Instruction. Print the full listing exactly.

==== Data to process

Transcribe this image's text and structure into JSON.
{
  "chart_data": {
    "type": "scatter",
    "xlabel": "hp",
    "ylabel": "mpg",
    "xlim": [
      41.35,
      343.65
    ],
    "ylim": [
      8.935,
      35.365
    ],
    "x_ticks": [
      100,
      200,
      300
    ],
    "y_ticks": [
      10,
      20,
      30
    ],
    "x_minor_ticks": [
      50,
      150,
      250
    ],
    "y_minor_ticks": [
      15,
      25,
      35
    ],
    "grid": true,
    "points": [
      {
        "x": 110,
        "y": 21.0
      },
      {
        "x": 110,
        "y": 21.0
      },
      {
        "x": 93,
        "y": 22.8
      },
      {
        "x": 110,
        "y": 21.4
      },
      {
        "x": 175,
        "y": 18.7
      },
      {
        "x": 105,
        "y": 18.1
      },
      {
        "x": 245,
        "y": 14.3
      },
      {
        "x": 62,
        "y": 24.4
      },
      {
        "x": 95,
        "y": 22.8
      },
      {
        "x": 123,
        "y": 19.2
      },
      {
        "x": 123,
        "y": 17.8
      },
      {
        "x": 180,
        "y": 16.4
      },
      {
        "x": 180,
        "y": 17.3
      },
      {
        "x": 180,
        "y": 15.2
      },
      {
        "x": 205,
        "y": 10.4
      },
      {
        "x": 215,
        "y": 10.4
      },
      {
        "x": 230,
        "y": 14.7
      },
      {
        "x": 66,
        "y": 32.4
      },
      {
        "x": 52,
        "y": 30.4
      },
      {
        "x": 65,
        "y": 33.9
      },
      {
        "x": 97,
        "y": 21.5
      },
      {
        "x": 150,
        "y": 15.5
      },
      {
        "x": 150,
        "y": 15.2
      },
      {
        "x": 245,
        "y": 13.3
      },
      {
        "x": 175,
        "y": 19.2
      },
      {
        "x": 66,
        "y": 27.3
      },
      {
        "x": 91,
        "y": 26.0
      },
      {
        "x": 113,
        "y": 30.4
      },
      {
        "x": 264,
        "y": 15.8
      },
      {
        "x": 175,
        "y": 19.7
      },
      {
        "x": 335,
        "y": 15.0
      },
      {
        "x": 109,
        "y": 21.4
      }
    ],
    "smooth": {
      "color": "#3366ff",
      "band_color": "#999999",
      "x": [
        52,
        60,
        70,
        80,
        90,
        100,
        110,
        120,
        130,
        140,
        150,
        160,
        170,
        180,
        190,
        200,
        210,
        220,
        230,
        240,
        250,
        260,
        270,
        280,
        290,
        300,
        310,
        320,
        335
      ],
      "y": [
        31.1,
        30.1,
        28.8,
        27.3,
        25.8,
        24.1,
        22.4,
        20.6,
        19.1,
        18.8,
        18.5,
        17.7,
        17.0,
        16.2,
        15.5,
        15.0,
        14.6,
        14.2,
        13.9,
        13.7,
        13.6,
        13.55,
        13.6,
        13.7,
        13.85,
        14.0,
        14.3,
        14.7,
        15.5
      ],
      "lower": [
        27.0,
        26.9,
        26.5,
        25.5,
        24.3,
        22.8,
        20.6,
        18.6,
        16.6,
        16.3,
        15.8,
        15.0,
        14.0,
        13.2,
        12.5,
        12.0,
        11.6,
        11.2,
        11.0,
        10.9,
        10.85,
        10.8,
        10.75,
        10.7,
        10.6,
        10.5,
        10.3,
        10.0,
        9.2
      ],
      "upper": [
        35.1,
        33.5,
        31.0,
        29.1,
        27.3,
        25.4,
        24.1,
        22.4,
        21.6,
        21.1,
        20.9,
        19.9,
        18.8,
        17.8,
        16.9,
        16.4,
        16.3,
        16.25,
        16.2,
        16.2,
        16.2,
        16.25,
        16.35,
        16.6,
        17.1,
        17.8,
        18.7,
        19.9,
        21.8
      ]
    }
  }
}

========

Solution.
Transcribe this image's text and structure into JSON.
{
  "chart_data": {
    "type": "scatter",
    "xlabel": "hp",
    "ylabel": "mpg",
    "xlim": [
      41.35,
      343.65
    ],
    "ylim": [
      8.935,
      35.365
    ],
    "x_ticks": [
      100,
      200,
      300
    ],
    "y_ticks": [
      10,
      20,
      30
    ],
    "x_minor_ticks": [
      50,
      150,
      250
    ],
    "y_minor_ticks": [
      15,
      25,
      35
    ],
    "grid": true,
    "points": [
      {
        "x": 110,
        "y": 21.0
      },
      {
        "x": 110,
        "y": 21.0
      },
      {
        "x": 93,
        "y": 22.8
      },
      {
        "x": 110,
        "y": 21.4
      },
      {
        "x": 175,
        "y": 18.7
      },
      {
        "x": 105,
        "y": 18.1
      },
      {
        "x": 245,
        "y": 14.3
      },
      {
        "x": 62,
        "y": 24.4
      },
      {
        "x": 95,
        "y": 22.8
      },
      {
        "x": 123,
        "y": 19.2
      },
      {
        "x": 123,
        "y": 17.8
      },
      {
        "x": 180,
        "y": 16.4
      },
      {
        "x": 180,
        "y": 17.3
      },
      {
        "x": 180,
        "y": 15.2
      },
      {
        "x": 205,
        "y": 10.4
      },
      {
        "x": 215,
        "y": 10.4
      },
      {
        "x": 230,
        "y": 14.7
      },
      {
        "x": 66,
        "y": 32.4
      },
      {
        "x": 52,
        "y": 30.4
      },
      {
        "x": 65,
        "y": 33.9
      },
      {
        "x": 97,
        "y": 21.5
      },
      {
        "x": 150,
        "y": 15.5
      },
      {
        "x": 150,
        "y": 15.2
      },
      {
        "x": 245,
        "y": 13.3
      },
      {
        "x": 175,
        "y": 19.2
      },
      {
        "x": 66,
        "y": 27.3
      },
      {
        "x": 91,
        "y": 26.0
      },
      {
        "x": 113,
        "y": 30.4
      },
      {
        "x": 264,
        "y": 15.8
      },
      {
        "x": 175,
        "y": 19.7
      },
      {
        "x": 335,
        "y": 15.0
      },
      {
        "x": 109,
        "y": 21.4
      }
    ],
    "smooth": {
      "color": "#3366ff",
      "band_color": "#999999",
      "x": [
        52,
        60,
        70,
        80,
        90,
        100,
        110,
        120,
        130,
        140,
        150,
        160,
        170,
        180,
        190,
        200,
        210,
        220,
        230,
        240,
        250,
        260,
        270,
        280,
        290,
        300,
        310,
        320,
        335
      ],
      "y": [
        31.1,
        30.1,
        28.8,
        27.3,
        25.8,
        24.1,
        22.4,
        20.6,
        19.1,
        18.8,
        18.5,
        17.7,
        17.0,
        16.2,
        15.5,
        15.0,
        14.6,
        14.2,
        13.9,
        13.7,
        13.6,
        13.55,
        13.6,
        13.7,
        13.85,
        14.0,
        14.3,
        14.7,
        15.5
      ],
      "lower": [
        27.0,
        26.9,
        26.5,
        25.5,
        24.3,
        22.8,
        20.6,
        18.6,
        16.6,
        16.3,
        15.8,
        15.0,
        14.0,
        13.2,
        12.5,
        12.0,
        11.6,
        11.2,
        11.0,
        10.9,
        10.85,
        10.8,
        10.75,
        10.7,
        10.6,
        10.5,
        10.3,
        10.0,
        9.2
      ],
      "upper": [
        35.1,
        33.5,
        31.0,
        29.1,
        27.3,
        25.4,
        24.1,
        22.4,
        21.6,
        21.1,
        20.9,
        19.9,
        18.8,
        17.8,
        16.9,
        16.4,
        16.3,
        16.25,
        16.2,
        16.2,
        16.2,
        16.25,
        16.35,
        16.6,
        17.1,
        17.8,
        18.7,
        19.9,
        21.8
      ]
    }
  }
}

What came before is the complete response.